(Extracted data entries)
>> begin
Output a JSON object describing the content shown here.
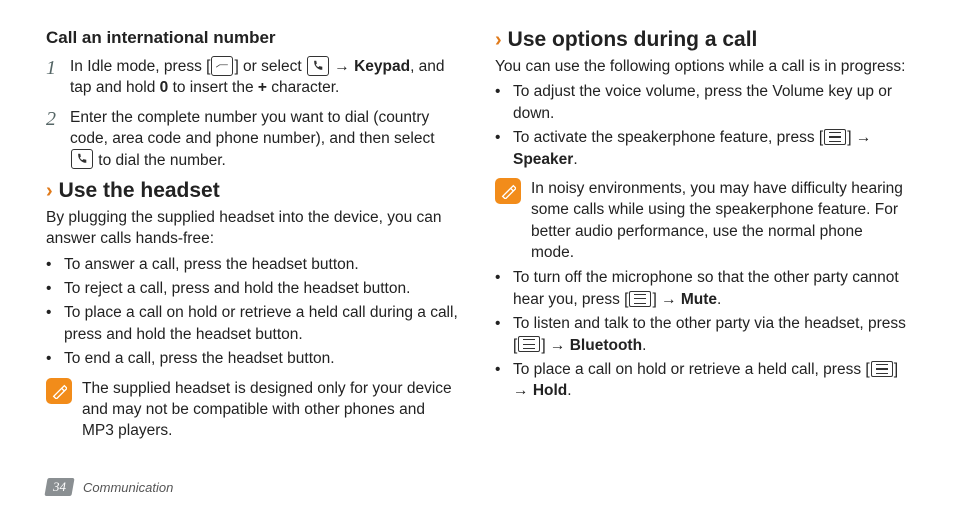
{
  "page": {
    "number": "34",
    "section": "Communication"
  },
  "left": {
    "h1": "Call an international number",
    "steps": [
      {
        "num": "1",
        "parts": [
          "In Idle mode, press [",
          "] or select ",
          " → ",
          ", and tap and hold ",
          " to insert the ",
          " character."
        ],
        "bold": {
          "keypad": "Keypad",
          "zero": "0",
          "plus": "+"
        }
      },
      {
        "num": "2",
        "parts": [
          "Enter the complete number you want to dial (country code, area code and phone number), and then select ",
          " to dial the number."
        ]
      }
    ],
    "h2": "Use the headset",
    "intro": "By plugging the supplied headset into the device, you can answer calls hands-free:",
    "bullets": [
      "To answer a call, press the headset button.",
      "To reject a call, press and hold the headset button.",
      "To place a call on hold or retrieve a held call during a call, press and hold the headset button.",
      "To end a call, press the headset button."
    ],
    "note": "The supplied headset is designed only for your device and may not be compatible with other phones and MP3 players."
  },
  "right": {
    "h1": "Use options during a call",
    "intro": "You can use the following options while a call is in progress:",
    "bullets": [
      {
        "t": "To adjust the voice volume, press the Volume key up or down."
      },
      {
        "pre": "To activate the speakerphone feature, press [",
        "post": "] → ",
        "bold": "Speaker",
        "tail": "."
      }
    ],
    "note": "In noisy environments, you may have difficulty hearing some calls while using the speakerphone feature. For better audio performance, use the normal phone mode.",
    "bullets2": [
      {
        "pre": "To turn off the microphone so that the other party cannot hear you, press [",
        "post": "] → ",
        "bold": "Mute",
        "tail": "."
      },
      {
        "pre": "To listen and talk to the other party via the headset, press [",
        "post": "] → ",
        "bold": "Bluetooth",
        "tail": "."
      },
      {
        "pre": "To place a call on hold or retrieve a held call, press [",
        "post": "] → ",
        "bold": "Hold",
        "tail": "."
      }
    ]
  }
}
>> end
>> begin
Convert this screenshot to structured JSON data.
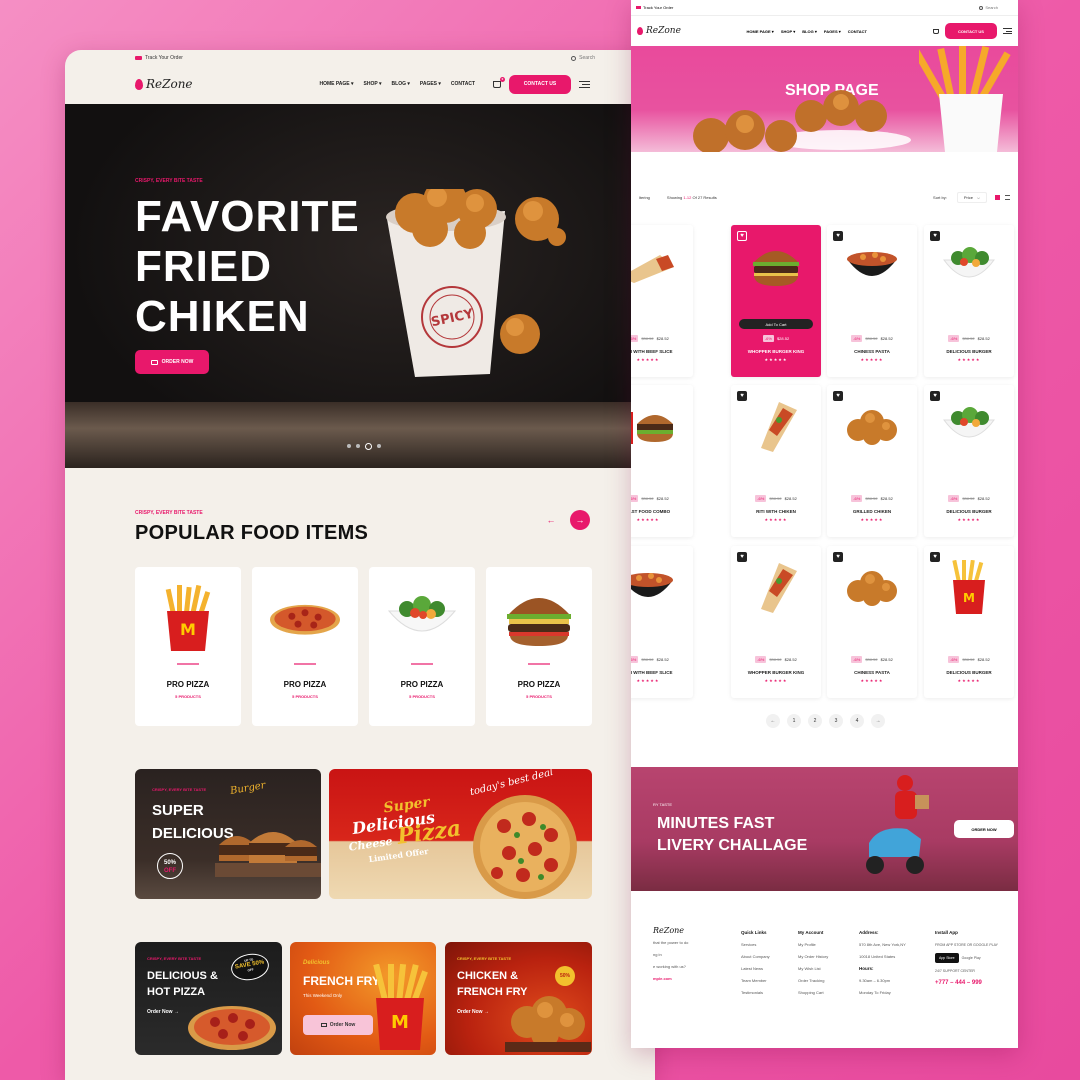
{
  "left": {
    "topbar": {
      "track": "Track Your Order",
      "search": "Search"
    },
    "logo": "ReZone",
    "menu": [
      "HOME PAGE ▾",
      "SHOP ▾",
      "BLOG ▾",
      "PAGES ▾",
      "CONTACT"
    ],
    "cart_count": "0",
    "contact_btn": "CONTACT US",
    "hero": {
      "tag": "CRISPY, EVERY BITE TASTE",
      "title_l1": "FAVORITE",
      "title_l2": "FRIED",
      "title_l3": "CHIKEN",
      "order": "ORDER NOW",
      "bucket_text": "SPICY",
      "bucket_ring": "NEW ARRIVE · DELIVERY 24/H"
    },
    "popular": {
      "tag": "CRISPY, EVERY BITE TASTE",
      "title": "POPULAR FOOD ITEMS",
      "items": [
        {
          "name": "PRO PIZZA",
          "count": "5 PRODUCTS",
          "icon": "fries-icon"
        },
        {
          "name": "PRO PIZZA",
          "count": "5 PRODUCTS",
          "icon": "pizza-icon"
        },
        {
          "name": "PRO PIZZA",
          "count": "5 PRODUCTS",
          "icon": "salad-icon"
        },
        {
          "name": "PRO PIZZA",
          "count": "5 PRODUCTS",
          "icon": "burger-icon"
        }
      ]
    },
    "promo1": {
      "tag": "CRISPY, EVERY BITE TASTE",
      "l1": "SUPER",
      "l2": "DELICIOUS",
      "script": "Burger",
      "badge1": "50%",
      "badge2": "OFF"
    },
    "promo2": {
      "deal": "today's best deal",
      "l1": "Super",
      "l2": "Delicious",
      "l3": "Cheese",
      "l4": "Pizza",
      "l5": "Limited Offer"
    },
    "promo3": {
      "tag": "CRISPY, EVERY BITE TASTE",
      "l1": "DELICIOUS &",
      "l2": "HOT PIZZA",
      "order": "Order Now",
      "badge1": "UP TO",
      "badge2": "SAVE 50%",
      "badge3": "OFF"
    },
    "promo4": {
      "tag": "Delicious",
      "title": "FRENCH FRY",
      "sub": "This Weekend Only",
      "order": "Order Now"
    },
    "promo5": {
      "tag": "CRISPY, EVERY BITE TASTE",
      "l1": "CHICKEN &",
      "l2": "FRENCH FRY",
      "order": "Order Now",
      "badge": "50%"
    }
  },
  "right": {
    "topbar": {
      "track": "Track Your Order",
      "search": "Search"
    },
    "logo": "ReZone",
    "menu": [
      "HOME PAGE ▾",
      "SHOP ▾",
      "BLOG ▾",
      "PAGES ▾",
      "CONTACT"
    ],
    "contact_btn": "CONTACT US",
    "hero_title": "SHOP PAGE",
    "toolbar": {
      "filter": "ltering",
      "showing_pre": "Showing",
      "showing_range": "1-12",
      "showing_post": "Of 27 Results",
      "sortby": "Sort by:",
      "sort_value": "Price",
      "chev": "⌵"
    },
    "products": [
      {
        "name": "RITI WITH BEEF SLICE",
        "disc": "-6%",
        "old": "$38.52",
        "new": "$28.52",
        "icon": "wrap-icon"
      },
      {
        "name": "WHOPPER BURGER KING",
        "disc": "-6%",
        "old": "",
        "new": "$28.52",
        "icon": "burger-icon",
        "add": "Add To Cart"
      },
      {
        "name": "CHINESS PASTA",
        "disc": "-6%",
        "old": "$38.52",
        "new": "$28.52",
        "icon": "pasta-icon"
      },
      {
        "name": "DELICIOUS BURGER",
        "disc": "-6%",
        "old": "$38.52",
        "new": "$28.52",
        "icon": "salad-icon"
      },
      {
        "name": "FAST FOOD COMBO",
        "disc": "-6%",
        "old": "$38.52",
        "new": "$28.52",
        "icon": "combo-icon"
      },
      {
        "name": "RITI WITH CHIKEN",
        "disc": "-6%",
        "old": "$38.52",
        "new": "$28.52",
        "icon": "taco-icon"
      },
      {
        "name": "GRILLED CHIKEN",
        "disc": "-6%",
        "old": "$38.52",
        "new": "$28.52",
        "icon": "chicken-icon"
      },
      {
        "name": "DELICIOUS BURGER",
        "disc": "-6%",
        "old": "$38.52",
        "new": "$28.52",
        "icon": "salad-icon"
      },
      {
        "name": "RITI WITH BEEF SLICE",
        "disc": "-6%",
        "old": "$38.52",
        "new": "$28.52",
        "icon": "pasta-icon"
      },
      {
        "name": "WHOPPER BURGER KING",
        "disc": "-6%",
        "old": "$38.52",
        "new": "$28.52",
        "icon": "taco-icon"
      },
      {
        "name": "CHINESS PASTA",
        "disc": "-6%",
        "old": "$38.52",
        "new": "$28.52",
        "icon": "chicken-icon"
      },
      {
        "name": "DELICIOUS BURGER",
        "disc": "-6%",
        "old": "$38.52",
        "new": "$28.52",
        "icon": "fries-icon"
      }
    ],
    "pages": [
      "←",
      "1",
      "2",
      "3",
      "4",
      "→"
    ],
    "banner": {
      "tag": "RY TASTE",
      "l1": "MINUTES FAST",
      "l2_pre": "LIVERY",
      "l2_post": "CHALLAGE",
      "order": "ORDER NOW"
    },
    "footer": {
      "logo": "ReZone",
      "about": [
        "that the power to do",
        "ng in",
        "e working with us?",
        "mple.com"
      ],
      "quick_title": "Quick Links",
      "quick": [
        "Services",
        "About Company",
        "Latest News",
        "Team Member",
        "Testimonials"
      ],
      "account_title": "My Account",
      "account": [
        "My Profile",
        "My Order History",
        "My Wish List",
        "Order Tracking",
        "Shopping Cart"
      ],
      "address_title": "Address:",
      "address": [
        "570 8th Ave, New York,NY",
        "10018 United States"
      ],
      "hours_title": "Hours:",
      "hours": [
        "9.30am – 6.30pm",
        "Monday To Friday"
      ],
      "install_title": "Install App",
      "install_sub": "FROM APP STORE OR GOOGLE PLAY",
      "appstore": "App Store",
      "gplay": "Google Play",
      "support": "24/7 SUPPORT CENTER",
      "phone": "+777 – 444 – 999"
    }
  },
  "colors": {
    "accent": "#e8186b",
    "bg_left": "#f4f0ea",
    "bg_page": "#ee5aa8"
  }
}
>> end
* **Problem statement**: Locate all lines in the listing above with the word "JSON" and copy them.

* **Result of the task**:
Output a JSON object describing the content shown here.
Convert this screenshot to structured JSON data.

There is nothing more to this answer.